AIM OF THE TASK: Return each line containing "panel".

EXERCISE INPUT:

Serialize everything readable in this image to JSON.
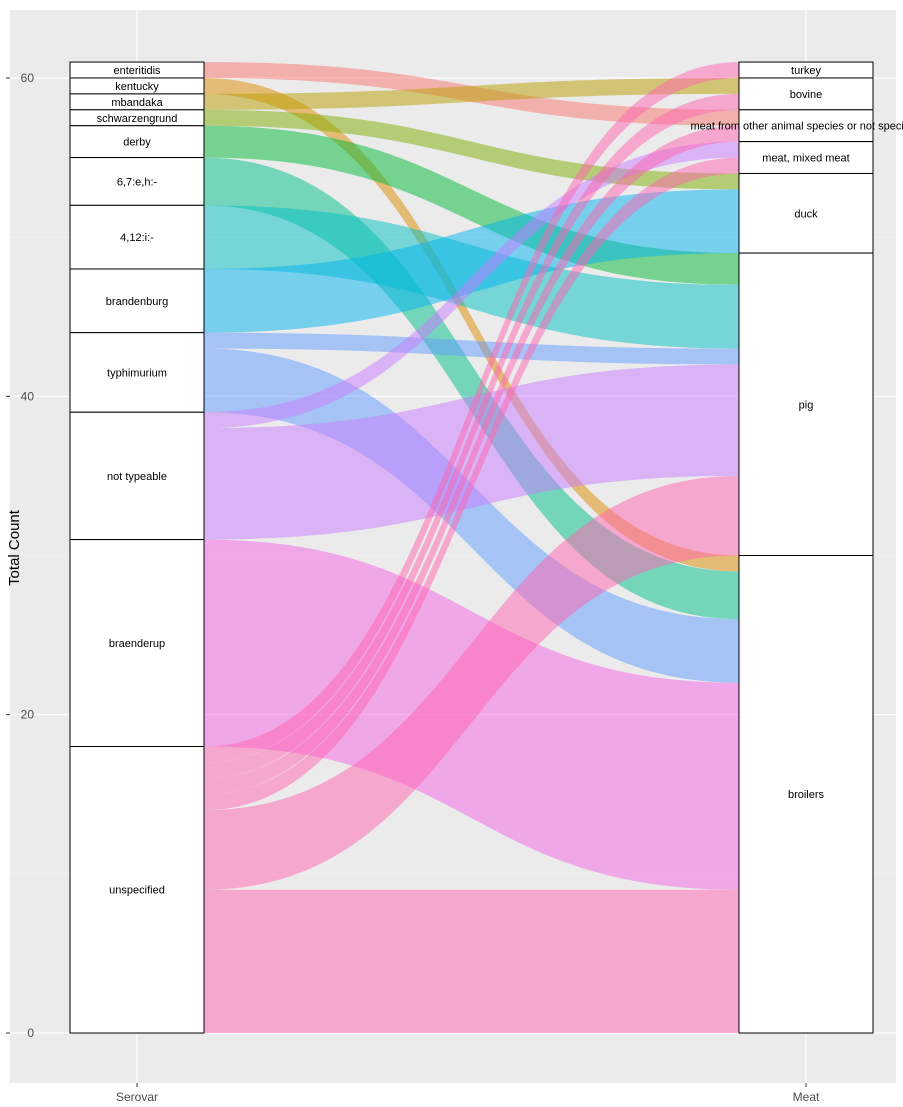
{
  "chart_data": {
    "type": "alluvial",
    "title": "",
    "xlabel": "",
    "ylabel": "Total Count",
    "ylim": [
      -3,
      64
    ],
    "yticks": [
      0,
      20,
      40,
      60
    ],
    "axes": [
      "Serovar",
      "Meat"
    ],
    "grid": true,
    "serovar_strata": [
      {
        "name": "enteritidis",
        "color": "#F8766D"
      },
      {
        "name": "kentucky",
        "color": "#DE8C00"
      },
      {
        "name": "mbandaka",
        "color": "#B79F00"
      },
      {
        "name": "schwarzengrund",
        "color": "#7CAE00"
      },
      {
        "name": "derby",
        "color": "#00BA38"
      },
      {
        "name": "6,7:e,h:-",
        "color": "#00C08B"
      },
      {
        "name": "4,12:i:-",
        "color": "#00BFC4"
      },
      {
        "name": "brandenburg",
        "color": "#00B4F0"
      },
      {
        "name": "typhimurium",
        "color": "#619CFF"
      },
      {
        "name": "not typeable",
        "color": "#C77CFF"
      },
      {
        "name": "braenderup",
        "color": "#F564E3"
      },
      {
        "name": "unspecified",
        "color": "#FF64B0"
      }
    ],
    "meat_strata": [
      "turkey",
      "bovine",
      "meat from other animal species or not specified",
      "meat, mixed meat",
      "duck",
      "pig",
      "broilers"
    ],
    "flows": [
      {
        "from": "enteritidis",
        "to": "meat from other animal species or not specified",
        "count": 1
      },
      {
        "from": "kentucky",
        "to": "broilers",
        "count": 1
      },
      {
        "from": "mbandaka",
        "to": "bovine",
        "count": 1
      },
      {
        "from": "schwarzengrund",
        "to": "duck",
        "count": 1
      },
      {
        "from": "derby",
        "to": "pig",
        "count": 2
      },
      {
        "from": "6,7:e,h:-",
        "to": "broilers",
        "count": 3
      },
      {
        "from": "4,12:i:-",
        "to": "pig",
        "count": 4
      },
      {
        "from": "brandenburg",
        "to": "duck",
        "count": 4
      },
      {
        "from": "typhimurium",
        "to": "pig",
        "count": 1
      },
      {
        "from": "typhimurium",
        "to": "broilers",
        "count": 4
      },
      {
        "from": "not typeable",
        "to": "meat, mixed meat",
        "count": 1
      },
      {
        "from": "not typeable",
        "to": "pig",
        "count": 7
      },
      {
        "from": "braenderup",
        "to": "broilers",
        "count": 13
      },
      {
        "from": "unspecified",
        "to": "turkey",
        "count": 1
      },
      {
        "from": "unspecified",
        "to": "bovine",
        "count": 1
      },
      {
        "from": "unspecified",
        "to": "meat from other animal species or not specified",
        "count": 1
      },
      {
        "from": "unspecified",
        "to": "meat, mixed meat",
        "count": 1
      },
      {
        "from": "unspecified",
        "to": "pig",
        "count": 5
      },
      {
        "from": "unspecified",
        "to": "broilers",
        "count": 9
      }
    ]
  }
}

* * *

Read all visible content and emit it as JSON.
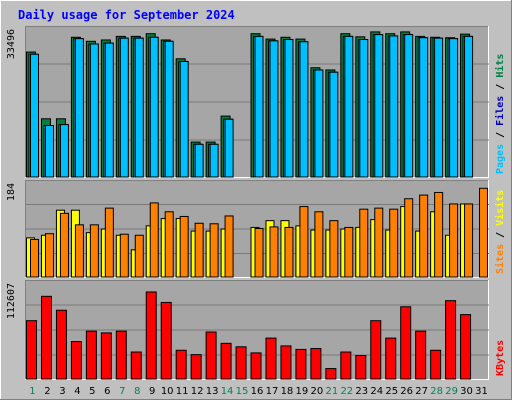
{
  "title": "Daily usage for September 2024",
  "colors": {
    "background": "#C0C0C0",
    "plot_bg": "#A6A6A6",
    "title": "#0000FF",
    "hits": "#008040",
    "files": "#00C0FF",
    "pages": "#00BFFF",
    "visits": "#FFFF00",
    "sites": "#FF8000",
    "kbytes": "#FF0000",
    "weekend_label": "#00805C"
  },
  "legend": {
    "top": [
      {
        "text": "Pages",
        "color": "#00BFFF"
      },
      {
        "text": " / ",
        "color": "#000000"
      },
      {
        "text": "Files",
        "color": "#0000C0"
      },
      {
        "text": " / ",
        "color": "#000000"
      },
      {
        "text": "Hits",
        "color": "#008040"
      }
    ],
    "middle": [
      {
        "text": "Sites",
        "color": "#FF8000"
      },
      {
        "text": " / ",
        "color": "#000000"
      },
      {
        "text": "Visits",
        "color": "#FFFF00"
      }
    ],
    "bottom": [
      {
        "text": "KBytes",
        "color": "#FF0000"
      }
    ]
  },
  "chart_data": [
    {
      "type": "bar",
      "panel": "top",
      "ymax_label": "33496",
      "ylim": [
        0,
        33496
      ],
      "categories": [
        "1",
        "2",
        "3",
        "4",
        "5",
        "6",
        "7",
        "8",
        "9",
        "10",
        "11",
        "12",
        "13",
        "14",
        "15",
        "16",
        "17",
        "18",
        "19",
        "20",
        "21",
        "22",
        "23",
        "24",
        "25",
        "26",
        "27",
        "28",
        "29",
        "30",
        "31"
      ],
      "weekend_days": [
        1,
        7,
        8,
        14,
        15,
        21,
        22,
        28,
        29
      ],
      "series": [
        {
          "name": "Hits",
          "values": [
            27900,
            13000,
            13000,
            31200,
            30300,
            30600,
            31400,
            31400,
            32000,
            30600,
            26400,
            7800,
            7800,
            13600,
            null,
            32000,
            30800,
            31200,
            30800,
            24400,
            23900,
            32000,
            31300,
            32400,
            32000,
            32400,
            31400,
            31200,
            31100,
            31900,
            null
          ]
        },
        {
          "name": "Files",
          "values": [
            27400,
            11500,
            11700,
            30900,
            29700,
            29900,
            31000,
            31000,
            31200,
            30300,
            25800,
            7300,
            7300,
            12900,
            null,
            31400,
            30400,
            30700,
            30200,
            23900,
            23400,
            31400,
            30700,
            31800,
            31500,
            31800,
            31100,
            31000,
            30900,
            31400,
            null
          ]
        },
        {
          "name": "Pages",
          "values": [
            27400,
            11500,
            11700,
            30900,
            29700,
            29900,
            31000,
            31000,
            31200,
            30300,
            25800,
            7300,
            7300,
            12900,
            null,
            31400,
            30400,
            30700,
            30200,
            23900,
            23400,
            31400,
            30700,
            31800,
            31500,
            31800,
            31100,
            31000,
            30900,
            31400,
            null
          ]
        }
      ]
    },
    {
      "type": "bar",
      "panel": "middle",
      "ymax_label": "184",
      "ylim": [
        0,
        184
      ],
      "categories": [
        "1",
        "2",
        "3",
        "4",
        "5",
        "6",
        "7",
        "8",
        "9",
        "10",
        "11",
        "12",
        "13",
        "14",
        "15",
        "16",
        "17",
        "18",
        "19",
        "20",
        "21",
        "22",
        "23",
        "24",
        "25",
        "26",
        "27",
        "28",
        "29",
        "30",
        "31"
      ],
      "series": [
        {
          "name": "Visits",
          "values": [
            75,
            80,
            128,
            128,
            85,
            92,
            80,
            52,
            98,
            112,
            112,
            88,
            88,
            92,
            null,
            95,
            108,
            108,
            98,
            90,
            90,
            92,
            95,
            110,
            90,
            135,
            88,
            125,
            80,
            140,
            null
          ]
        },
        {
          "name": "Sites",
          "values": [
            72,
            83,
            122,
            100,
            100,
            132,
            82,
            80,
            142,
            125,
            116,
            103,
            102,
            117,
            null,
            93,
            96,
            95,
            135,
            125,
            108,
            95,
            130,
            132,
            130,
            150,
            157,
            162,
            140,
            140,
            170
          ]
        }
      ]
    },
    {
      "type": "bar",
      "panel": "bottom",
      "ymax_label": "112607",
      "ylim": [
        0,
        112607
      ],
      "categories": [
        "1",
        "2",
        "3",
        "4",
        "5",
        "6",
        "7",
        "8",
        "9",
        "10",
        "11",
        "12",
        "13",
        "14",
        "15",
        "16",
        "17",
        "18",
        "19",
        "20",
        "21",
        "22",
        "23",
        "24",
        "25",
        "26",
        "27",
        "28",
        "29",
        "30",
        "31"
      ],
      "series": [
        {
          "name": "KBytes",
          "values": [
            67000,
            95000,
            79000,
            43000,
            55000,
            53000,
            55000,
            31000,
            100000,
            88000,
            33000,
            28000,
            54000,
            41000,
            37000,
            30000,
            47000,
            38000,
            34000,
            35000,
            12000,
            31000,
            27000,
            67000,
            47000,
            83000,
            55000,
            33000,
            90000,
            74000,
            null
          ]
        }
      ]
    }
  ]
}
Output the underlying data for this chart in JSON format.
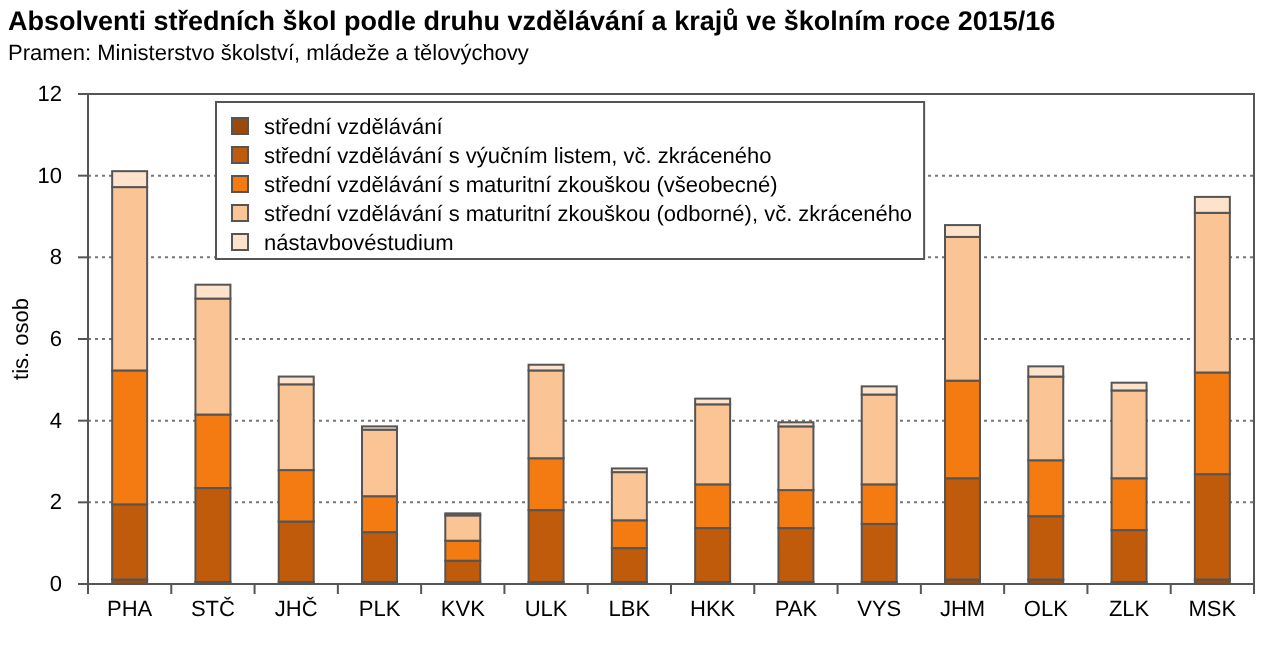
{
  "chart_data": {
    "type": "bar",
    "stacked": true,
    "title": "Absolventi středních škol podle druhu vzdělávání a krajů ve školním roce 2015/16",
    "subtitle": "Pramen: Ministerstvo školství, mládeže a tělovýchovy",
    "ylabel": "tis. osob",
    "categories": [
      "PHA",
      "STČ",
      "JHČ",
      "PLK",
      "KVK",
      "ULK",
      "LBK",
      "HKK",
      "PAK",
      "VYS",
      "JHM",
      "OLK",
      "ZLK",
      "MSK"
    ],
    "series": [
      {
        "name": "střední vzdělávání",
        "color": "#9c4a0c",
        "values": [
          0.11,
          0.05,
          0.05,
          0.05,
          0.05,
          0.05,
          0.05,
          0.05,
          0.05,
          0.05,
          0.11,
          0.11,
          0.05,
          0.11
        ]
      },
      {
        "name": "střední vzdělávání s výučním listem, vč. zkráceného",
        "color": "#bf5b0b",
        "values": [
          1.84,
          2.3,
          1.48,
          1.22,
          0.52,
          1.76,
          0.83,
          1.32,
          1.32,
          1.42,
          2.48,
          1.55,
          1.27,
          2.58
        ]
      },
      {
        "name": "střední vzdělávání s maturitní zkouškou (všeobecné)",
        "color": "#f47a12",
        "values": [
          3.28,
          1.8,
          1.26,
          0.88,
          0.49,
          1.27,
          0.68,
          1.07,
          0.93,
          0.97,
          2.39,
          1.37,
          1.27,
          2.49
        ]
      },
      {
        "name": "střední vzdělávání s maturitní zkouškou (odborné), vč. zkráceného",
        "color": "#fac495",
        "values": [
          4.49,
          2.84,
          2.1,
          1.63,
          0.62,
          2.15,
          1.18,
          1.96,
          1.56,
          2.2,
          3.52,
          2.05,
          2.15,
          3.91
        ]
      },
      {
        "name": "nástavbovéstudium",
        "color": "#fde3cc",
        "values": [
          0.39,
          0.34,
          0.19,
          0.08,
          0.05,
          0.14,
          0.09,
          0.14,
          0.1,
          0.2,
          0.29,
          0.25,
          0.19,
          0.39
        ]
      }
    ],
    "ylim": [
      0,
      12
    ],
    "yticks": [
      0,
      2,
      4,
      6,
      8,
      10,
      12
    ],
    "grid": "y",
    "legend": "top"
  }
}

* * *

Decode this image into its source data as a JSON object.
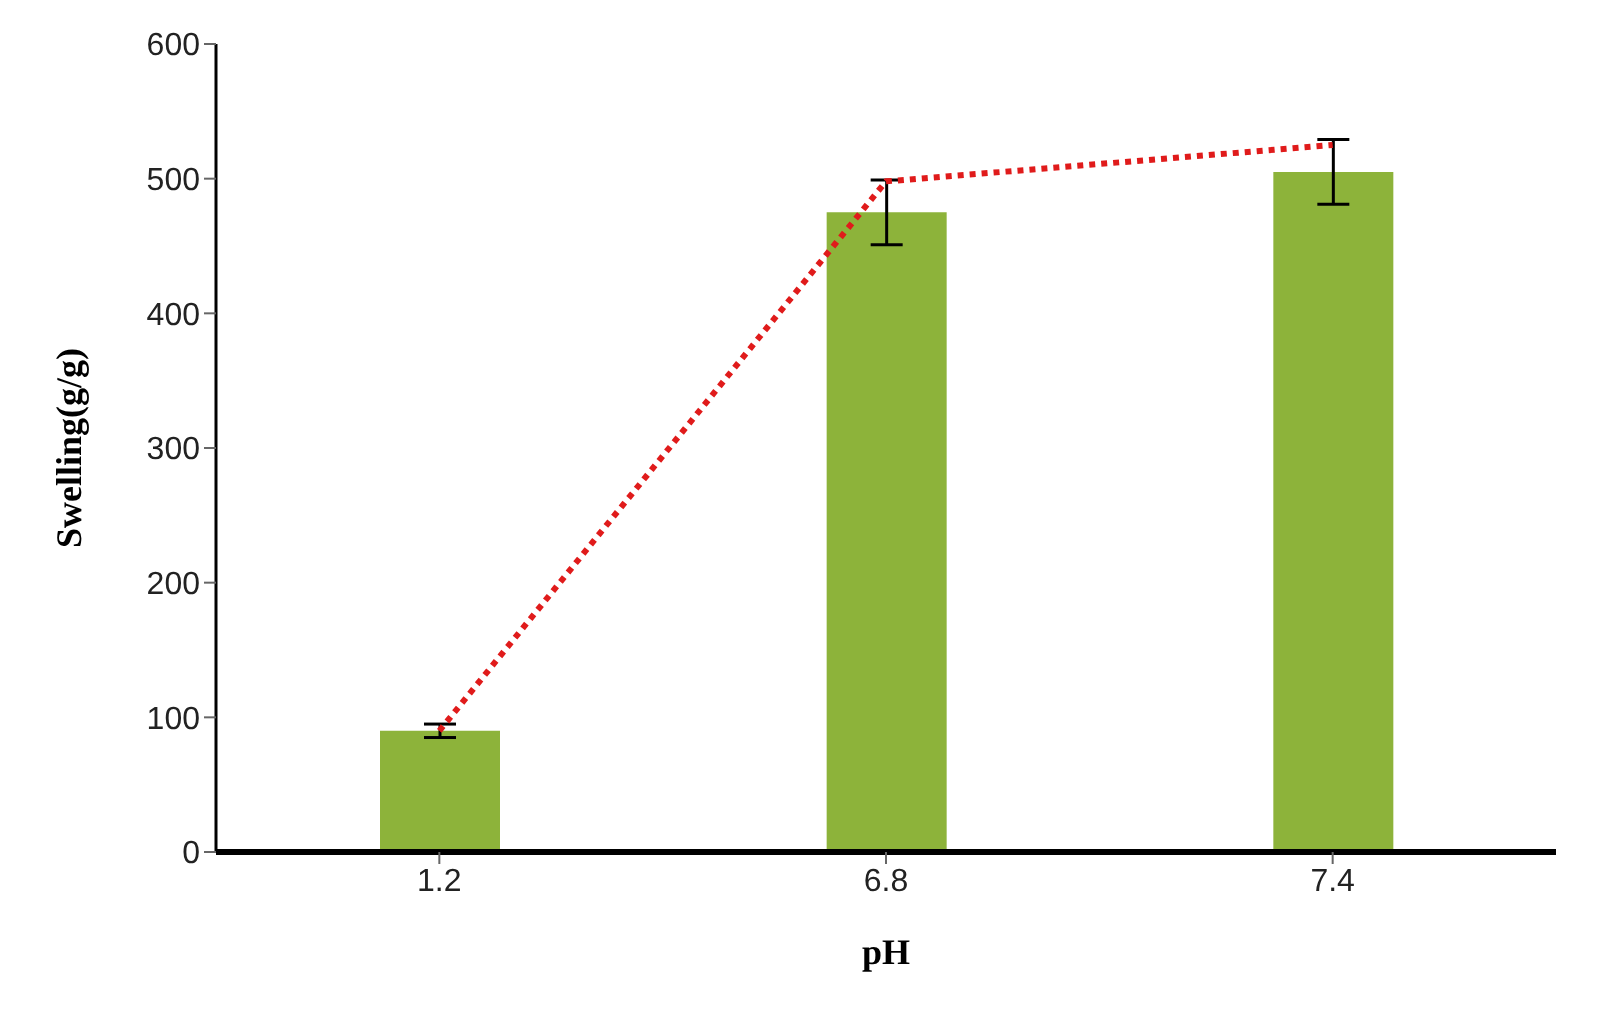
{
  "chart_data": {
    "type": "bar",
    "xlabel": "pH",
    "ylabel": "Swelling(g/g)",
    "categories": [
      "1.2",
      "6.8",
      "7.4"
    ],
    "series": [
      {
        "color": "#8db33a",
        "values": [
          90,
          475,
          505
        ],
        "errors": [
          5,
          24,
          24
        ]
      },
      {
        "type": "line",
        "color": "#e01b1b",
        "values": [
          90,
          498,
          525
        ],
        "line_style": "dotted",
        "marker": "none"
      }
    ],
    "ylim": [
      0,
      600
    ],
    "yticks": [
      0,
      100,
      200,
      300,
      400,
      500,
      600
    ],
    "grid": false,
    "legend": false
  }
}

EXERCISE RESULT:
      "panel": "top",
      "panel": "middle",
      "panel": "bottom",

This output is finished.